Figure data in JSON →
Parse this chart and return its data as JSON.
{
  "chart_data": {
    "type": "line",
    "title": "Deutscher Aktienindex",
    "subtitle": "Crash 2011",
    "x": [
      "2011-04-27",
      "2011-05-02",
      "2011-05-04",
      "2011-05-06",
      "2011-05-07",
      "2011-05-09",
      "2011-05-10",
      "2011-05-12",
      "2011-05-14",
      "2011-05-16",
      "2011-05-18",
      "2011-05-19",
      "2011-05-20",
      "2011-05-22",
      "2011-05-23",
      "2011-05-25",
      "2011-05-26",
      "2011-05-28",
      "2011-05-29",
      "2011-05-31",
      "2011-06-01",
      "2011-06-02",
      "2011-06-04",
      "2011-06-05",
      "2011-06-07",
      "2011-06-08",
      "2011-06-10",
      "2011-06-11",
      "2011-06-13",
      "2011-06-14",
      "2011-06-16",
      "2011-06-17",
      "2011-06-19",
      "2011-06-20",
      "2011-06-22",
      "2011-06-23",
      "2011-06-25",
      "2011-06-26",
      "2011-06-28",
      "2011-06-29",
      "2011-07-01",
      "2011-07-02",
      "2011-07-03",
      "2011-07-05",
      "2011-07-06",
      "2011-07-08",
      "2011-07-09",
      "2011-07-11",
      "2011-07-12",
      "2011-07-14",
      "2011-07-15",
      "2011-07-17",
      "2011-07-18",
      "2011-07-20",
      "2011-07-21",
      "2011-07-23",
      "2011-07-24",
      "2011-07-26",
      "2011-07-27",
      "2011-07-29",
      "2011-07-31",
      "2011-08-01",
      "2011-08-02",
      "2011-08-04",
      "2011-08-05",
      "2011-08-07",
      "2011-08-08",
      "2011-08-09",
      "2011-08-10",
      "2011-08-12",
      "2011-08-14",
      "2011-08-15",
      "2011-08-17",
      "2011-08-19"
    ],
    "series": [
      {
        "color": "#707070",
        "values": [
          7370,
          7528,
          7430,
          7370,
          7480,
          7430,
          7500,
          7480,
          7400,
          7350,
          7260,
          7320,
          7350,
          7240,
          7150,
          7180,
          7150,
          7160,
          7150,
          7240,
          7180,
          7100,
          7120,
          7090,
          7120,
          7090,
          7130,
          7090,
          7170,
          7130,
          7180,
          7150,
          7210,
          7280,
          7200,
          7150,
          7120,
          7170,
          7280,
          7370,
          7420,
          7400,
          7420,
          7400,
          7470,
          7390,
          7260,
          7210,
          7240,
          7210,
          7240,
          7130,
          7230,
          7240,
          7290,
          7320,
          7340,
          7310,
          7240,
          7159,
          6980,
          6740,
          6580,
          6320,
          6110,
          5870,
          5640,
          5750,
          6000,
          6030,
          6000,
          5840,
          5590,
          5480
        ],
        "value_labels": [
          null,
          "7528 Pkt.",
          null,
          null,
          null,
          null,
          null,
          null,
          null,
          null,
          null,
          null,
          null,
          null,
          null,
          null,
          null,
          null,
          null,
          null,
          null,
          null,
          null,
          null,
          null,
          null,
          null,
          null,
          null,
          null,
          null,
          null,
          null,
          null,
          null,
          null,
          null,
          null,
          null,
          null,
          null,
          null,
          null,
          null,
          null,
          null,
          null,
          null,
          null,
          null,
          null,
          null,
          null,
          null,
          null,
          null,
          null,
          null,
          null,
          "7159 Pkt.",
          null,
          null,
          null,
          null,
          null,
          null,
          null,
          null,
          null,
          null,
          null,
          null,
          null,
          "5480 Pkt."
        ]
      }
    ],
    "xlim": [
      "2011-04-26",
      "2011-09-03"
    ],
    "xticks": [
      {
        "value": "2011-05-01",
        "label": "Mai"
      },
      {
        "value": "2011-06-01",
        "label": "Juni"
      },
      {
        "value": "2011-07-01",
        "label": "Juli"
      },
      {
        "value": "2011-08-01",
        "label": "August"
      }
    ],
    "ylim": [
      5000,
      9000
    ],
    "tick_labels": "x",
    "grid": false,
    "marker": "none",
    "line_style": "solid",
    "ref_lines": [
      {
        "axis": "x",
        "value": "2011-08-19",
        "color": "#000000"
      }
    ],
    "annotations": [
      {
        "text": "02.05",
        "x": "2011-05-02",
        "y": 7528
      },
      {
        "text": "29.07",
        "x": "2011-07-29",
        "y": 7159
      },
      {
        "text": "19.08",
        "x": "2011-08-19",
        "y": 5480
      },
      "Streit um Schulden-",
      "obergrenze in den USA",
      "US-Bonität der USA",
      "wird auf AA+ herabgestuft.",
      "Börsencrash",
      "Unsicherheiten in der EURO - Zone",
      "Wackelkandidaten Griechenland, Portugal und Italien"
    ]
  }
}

Set task → Take the listing above and write it out again exactly.

Exercise output →
Parse this chart and return its data as JSON.
{
  "chart_data": {
    "type": "line",
    "title": "Deutscher Aktienindex",
    "subtitle": "Crash 2011",
    "x": [
      "2011-04-27",
      "2011-05-02",
      "2011-05-04",
      "2011-05-06",
      "2011-05-07",
      "2011-05-09",
      "2011-05-10",
      "2011-05-12",
      "2011-05-14",
      "2011-05-16",
      "2011-05-18",
      "2011-05-19",
      "2011-05-20",
      "2011-05-22",
      "2011-05-23",
      "2011-05-25",
      "2011-05-26",
      "2011-05-28",
      "2011-05-29",
      "2011-05-31",
      "2011-06-01",
      "2011-06-02",
      "2011-06-04",
      "2011-06-05",
      "2011-06-07",
      "2011-06-08",
      "2011-06-10",
      "2011-06-11",
      "2011-06-13",
      "2011-06-14",
      "2011-06-16",
      "2011-06-17",
      "2011-06-19",
      "2011-06-20",
      "2011-06-22",
      "2011-06-23",
      "2011-06-25",
      "2011-06-26",
      "2011-06-28",
      "2011-06-29",
      "2011-07-01",
      "2011-07-02",
      "2011-07-03",
      "2011-07-05",
      "2011-07-06",
      "2011-07-08",
      "2011-07-09",
      "2011-07-11",
      "2011-07-12",
      "2011-07-14",
      "2011-07-15",
      "2011-07-17",
      "2011-07-18",
      "2011-07-20",
      "2011-07-21",
      "2011-07-23",
      "2011-07-24",
      "2011-07-26",
      "2011-07-27",
      "2011-07-29",
      "2011-07-31",
      "2011-08-01",
      "2011-08-02",
      "2011-08-04",
      "2011-08-05",
      "2011-08-07",
      "2011-08-08",
      "2011-08-09",
      "2011-08-10",
      "2011-08-12",
      "2011-08-14",
      "2011-08-15",
      "2011-08-17",
      "2011-08-19"
    ],
    "series": [
      {
        "color": "#707070",
        "values": [
          7370,
          7528,
          7430,
          7370,
          7480,
          7430,
          7500,
          7480,
          7400,
          7350,
          7260,
          7320,
          7350,
          7240,
          7150,
          7180,
          7150,
          7160,
          7150,
          7240,
          7180,
          7100,
          7120,
          7090,
          7120,
          7090,
          7130,
          7090,
          7170,
          7130,
          7180,
          7150,
          7210,
          7280,
          7200,
          7150,
          7120,
          7170,
          7280,
          7370,
          7420,
          7400,
          7420,
          7400,
          7470,
          7390,
          7260,
          7210,
          7240,
          7210,
          7240,
          7130,
          7230,
          7240,
          7290,
          7320,
          7340,
          7310,
          7240,
          7159,
          6980,
          6740,
          6580,
          6320,
          6110,
          5870,
          5640,
          5750,
          6000,
          6030,
          6000,
          5840,
          5590,
          5480
        ],
        "value_labels": [
          null,
          "7528 Pkt.",
          null,
          null,
          null,
          null,
          null,
          null,
          null,
          null,
          null,
          null,
          null,
          null,
          null,
          null,
          null,
          null,
          null,
          null,
          null,
          null,
          null,
          null,
          null,
          null,
          null,
          null,
          null,
          null,
          null,
          null,
          null,
          null,
          null,
          null,
          null,
          null,
          null,
          null,
          null,
          null,
          null,
          null,
          null,
          null,
          null,
          null,
          null,
          null,
          null,
          null,
          null,
          null,
          null,
          null,
          null,
          null,
          null,
          "7159 Pkt.",
          null,
          null,
          null,
          null,
          null,
          null,
          null,
          null,
          null,
          null,
          null,
          null,
          null,
          "5480 Pkt."
        ]
      }
    ],
    "xlim": [
      "2011-04-26",
      "2011-09-03"
    ],
    "xticks": [
      {
        "value": "2011-05-01",
        "label": "Mai"
      },
      {
        "value": "2011-06-01",
        "label": "Juni"
      },
      {
        "value": "2011-07-01",
        "label": "Juli"
      },
      {
        "value": "2011-08-01",
        "label": "August"
      }
    ],
    "ylim": [
      5000,
      9000
    ],
    "tick_labels": "x",
    "grid": false,
    "marker": "none",
    "line_style": "solid",
    "ref_lines": [
      {
        "axis": "x",
        "value": "2011-08-19",
        "color": "#000000"
      }
    ],
    "annotations": [
      {
        "text": "02.05",
        "x": "2011-05-02",
        "y": 7528
      },
      {
        "text": "29.07",
        "x": "2011-07-29",
        "y": 7159
      },
      {
        "text": "19.08",
        "x": "2011-08-19",
        "y": 5480
      },
      "Streit um Schulden-",
      "obergrenze in den USA",
      "US-Bonität der USA",
      "wird auf AA+ herabgestuft.",
      "Börsencrash",
      "Unsicherheiten in der EURO - Zone",
      "Wackelkandidaten Griechenland, Portugal und Italien"
    ]
  }
}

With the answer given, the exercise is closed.